● **Task brief**:
Only the lines from the one holding "Decode this image" to the end should be retyped, exactly, with both ends included and no pictures.

● **Records shown**:
■ ■ ■ ■ ■

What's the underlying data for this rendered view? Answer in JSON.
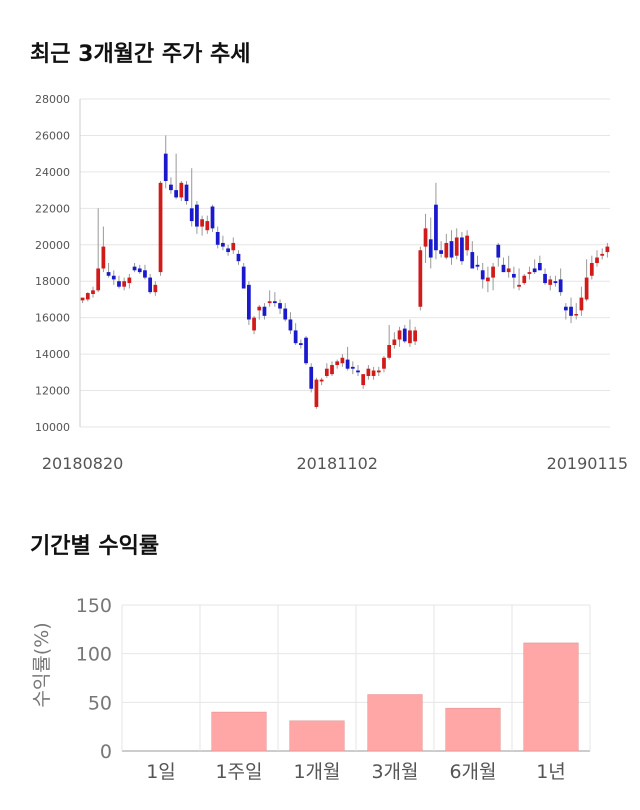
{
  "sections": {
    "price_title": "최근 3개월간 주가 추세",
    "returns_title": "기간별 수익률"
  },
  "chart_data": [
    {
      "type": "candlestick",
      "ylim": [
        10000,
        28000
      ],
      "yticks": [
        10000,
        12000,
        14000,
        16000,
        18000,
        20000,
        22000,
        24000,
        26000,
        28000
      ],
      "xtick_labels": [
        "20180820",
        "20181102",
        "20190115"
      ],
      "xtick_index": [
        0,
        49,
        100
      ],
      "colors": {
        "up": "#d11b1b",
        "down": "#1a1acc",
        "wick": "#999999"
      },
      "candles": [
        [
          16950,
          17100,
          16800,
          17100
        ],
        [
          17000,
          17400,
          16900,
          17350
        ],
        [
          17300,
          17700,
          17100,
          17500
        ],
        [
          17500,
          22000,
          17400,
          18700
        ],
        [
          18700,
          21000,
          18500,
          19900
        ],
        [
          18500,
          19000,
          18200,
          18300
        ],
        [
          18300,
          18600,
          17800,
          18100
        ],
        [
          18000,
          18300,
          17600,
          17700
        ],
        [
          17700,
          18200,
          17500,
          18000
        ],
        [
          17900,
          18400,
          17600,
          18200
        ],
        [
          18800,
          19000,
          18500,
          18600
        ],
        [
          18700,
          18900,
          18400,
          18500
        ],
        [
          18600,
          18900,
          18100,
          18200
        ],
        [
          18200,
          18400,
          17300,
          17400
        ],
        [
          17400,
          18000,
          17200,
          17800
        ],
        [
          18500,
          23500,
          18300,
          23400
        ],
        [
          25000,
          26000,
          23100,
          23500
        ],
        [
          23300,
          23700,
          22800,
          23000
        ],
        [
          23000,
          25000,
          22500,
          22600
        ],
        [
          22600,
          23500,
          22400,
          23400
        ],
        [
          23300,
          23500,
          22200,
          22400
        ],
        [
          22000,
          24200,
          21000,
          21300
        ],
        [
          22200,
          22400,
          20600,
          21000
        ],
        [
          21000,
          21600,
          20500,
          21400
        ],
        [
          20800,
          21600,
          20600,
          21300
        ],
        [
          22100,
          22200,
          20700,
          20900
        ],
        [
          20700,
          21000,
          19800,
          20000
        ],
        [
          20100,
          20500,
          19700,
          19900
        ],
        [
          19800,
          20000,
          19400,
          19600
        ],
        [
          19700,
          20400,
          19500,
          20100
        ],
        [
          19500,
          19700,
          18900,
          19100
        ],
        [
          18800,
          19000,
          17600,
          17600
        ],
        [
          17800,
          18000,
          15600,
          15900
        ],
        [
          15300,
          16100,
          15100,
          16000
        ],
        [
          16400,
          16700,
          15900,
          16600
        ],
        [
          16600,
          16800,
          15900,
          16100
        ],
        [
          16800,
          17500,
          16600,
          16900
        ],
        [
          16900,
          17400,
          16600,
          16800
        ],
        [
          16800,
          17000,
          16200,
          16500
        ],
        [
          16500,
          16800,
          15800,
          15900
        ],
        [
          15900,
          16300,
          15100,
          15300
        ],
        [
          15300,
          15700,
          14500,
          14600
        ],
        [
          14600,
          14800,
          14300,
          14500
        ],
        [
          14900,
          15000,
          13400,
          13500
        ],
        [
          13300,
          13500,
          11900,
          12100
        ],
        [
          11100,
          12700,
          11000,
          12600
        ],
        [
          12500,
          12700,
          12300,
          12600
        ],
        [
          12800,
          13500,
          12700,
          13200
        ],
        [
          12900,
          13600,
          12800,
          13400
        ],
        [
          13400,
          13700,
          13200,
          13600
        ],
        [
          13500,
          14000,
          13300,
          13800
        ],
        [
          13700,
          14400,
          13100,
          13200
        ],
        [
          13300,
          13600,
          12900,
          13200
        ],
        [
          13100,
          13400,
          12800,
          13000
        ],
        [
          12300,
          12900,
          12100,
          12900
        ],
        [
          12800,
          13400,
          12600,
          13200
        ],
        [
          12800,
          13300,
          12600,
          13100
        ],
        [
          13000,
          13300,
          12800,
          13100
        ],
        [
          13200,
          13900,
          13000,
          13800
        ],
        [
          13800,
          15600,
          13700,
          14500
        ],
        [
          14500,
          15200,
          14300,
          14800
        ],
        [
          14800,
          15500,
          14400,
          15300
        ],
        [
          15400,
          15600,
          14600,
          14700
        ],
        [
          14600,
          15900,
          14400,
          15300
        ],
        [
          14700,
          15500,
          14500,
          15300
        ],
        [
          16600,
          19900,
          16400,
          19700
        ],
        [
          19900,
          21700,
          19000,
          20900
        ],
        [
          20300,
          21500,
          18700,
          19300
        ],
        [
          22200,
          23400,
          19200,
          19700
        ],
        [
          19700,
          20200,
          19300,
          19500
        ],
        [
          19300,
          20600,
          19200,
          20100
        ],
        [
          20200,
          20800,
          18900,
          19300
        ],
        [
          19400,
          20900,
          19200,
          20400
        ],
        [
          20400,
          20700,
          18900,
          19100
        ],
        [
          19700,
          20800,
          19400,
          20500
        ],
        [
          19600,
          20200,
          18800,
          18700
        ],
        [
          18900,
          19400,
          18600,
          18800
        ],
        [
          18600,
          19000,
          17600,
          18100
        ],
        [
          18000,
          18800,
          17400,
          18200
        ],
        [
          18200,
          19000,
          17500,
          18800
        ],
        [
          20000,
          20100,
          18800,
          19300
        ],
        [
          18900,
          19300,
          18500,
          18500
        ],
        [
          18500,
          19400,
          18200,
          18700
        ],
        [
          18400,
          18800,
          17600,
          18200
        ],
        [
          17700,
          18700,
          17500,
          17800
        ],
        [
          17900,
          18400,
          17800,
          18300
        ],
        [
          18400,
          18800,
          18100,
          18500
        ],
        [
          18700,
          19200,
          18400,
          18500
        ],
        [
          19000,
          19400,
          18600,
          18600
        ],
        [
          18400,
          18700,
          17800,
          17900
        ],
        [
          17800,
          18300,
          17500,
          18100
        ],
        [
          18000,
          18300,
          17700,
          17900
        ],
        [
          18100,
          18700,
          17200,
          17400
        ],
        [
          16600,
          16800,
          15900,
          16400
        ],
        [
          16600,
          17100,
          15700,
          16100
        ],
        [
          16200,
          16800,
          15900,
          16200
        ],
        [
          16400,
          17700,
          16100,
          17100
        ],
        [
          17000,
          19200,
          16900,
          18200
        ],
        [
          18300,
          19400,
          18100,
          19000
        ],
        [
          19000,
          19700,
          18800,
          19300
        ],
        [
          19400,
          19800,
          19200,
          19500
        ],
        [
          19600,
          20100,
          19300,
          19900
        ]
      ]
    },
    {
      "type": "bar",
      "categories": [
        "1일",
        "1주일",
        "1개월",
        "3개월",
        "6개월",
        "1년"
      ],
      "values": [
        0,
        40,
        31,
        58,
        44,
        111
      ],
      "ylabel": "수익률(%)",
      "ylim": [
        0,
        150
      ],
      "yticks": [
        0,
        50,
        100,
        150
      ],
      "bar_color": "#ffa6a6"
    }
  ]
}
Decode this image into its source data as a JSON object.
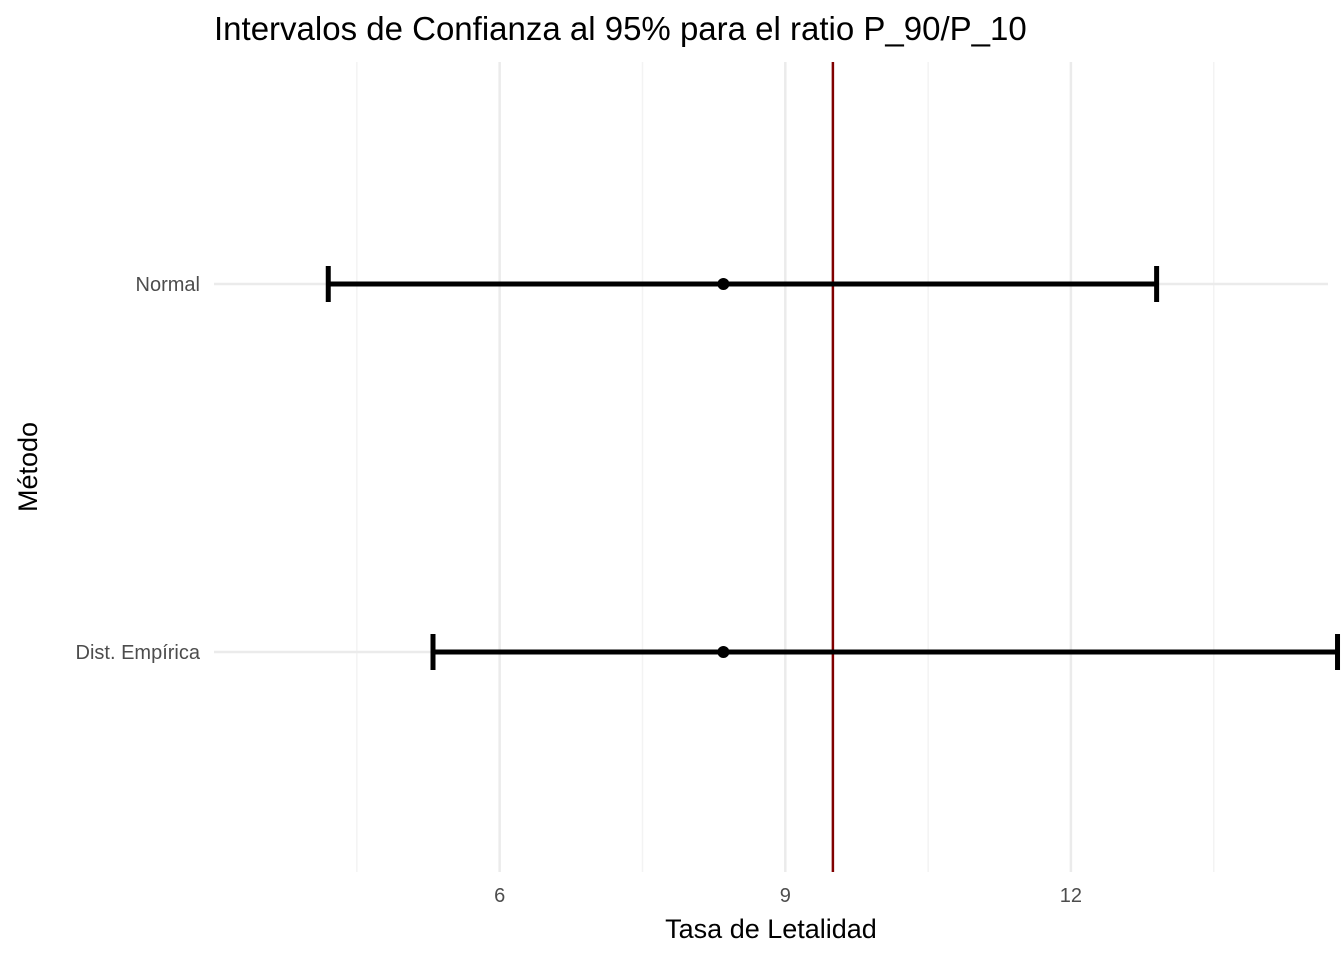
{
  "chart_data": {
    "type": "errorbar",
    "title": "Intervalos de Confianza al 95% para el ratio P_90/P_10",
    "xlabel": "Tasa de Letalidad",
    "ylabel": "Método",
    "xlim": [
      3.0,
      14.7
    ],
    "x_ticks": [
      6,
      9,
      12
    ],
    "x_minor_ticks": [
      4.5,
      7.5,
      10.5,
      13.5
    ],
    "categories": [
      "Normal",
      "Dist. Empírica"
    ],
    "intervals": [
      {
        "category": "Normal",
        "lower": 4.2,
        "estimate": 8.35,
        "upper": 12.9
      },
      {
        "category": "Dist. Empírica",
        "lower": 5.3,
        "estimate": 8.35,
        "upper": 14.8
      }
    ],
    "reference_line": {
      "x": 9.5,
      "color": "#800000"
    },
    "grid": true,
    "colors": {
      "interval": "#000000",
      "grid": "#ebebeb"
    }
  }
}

■ ■ ■ ■ ■

● **Output of the task**:
Decode this image into its source data as a JSON object.
{
  "chart_data": {
    "type": "errorbar",
    "title": "Intervalos de Confianza al 95% para el ratio P_90/P_10",
    "xlabel": "Tasa de Letalidad",
    "ylabel": "Método",
    "xlim": [
      3.0,
      14.7
    ],
    "x_ticks": [
      6,
      9,
      12
    ],
    "x_minor_ticks": [
      4.5,
      7.5,
      10.5,
      13.5
    ],
    "categories": [
      "Normal",
      "Dist. Empírica"
    ],
    "intervals": [
      {
        "category": "Normal",
        "lower": 4.2,
        "estimate": 8.35,
        "upper": 12.9
      },
      {
        "category": "Dist. Empírica",
        "lower": 5.3,
        "estimate": 8.35,
        "upper": 14.8
      }
    ],
    "reference_line": {
      "x": 9.5,
      "color": "#800000"
    },
    "grid": true,
    "colors": {
      "interval": "#000000",
      "grid": "#ebebeb"
    }
  }
}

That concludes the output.